Your instructions:
Extract every line below that contains the word "White".

Supplied material:

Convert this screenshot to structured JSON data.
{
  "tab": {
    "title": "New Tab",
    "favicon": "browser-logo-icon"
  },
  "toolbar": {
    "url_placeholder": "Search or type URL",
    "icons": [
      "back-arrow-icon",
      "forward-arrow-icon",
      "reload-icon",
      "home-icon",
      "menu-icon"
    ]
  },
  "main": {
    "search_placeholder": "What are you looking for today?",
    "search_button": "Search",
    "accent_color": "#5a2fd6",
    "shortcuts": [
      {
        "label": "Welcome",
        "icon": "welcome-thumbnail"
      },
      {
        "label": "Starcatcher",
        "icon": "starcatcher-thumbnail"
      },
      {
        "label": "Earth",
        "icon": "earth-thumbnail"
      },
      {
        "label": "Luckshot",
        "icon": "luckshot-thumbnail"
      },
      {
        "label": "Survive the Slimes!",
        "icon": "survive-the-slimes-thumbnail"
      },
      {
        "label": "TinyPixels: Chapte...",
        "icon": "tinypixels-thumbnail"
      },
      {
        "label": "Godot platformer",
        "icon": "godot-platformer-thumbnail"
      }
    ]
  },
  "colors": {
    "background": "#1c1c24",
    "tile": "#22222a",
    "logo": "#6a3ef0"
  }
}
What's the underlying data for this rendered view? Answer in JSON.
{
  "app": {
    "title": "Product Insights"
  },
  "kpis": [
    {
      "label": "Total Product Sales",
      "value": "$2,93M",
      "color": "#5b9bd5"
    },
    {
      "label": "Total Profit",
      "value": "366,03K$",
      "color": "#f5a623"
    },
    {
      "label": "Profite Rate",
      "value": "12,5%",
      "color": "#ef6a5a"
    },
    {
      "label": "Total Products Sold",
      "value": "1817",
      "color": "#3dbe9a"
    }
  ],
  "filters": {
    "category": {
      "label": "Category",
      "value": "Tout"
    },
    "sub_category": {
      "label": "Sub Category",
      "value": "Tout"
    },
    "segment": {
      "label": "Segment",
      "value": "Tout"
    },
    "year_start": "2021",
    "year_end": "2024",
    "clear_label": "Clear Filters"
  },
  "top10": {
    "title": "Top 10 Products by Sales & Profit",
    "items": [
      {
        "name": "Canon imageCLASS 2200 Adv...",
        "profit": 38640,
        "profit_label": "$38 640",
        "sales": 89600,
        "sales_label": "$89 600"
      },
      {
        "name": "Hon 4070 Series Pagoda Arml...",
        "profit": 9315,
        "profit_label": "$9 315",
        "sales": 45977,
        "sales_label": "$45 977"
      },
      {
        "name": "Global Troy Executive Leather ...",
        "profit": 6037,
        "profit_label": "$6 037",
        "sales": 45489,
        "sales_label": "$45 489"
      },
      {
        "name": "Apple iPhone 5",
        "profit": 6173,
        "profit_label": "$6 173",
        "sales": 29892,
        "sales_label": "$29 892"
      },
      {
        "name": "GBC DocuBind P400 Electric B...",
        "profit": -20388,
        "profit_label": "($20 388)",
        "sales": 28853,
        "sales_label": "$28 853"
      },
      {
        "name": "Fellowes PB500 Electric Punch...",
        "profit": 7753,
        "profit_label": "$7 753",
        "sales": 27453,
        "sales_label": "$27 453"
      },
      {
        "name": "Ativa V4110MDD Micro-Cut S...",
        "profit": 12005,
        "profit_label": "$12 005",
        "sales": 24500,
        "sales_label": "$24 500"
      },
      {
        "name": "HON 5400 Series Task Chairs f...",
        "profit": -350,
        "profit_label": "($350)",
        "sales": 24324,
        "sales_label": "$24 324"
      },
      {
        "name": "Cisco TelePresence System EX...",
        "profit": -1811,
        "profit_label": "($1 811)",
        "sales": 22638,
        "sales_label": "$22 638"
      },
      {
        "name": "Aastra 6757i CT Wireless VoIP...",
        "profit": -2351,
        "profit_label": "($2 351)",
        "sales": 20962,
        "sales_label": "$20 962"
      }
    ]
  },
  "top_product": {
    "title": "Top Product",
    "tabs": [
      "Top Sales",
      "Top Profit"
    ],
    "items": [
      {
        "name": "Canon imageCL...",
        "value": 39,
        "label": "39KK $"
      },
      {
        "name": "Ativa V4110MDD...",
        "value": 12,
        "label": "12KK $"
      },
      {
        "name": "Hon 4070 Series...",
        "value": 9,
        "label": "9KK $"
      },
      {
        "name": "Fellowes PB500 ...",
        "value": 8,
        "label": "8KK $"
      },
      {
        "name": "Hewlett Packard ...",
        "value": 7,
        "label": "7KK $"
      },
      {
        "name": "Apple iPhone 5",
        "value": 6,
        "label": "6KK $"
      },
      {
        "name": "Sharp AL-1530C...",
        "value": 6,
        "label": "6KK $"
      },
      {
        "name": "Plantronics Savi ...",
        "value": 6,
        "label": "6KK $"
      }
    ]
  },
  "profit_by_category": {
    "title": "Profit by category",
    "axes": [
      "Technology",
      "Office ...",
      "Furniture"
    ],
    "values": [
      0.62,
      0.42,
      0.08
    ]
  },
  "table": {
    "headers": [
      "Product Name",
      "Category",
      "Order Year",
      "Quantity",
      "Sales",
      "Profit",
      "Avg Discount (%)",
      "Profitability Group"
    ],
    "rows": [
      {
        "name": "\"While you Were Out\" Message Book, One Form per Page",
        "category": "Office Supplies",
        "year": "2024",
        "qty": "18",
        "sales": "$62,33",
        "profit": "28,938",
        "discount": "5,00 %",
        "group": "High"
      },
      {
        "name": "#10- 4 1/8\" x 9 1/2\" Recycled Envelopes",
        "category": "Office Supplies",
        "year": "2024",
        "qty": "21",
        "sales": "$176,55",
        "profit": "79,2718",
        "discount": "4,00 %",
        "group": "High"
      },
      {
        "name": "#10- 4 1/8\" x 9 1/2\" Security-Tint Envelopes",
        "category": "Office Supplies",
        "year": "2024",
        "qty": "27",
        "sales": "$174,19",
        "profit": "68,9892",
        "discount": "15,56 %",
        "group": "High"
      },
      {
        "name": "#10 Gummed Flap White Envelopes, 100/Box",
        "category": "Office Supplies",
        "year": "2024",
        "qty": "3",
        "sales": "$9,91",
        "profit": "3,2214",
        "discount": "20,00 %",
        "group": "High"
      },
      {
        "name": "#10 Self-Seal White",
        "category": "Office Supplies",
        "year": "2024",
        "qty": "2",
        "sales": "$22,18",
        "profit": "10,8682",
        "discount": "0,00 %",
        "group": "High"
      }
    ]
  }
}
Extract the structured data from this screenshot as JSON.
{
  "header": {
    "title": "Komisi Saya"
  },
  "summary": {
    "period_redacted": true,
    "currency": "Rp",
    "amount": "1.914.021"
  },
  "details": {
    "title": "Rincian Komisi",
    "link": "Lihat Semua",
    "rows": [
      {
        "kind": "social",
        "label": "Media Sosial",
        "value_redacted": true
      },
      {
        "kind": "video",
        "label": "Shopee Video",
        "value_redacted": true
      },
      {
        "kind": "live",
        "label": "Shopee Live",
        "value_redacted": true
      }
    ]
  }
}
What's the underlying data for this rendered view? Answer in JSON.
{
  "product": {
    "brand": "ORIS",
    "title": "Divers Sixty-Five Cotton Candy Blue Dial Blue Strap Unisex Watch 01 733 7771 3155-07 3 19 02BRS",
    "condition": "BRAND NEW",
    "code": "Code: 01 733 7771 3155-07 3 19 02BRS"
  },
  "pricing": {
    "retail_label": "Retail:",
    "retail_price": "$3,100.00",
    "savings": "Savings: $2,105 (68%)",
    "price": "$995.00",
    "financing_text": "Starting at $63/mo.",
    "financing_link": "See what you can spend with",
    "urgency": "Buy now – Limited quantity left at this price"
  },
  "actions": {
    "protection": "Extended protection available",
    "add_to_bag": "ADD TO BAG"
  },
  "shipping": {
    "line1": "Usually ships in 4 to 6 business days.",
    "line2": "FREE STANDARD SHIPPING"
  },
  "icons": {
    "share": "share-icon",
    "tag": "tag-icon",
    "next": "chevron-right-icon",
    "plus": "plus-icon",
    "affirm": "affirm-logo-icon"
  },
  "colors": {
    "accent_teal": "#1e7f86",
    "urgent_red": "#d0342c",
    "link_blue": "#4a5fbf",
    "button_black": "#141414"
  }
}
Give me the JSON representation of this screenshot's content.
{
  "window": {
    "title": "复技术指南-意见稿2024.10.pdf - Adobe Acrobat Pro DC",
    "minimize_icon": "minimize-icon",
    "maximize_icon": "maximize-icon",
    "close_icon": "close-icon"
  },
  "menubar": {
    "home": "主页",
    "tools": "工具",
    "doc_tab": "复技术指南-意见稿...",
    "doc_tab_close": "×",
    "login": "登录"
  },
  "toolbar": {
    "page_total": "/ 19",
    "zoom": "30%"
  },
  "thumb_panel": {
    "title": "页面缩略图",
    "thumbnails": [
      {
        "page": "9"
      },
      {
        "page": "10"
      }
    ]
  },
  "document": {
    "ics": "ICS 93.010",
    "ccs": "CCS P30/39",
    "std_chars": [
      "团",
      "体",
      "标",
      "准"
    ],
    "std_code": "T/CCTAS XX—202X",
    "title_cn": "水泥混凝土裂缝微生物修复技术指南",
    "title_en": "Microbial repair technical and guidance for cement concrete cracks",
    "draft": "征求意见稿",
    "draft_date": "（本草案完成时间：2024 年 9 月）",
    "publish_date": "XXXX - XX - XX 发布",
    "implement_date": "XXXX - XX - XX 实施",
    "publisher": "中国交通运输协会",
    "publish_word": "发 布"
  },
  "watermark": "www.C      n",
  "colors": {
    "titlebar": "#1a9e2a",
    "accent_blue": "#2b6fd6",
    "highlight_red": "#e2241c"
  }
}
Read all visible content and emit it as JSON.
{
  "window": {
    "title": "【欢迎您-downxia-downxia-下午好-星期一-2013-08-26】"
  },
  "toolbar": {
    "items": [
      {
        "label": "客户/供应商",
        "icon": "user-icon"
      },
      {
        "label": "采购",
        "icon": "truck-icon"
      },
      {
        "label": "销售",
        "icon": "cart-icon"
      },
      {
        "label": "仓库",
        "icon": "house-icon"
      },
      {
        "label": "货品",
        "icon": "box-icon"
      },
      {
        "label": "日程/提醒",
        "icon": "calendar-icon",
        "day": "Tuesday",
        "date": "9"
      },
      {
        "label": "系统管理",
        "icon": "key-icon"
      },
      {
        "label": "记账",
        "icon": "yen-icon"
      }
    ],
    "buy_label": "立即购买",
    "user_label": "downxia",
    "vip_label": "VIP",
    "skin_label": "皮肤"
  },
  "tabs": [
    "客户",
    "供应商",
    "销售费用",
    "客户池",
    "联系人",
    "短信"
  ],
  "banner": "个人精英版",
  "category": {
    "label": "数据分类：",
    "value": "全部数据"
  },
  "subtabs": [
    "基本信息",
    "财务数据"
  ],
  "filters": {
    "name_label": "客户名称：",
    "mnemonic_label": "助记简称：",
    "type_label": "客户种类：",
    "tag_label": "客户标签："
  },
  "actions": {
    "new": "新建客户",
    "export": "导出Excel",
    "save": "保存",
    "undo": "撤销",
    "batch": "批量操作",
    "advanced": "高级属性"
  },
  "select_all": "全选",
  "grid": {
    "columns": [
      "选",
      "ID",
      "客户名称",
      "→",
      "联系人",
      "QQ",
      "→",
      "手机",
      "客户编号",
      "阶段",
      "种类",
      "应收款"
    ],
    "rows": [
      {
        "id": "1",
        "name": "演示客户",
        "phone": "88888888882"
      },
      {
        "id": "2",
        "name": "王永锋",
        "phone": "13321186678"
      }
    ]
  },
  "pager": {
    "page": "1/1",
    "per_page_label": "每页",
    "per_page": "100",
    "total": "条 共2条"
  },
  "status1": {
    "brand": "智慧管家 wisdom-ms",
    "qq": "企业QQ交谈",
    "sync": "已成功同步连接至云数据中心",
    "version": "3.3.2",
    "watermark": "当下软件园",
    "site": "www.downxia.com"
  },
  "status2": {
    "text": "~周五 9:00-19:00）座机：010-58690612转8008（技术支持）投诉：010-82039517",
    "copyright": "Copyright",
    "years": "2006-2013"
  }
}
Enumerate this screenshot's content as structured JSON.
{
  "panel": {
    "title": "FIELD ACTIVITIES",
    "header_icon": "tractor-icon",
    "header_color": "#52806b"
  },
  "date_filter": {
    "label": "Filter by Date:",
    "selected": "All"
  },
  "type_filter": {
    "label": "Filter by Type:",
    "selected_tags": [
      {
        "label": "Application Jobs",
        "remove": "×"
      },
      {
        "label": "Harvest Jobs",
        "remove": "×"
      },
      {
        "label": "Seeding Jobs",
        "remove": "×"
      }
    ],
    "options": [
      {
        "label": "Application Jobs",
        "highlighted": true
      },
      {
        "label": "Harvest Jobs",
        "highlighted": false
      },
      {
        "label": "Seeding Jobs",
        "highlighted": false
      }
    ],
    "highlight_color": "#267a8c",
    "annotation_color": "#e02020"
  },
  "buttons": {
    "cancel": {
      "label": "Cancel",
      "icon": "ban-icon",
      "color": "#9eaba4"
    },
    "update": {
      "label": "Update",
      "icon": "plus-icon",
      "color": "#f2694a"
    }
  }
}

Response to this exercise:
        "name": "#10 Gummed Flap White Envelopes, 100/Box",
        "name": "#10 Self-Seal White",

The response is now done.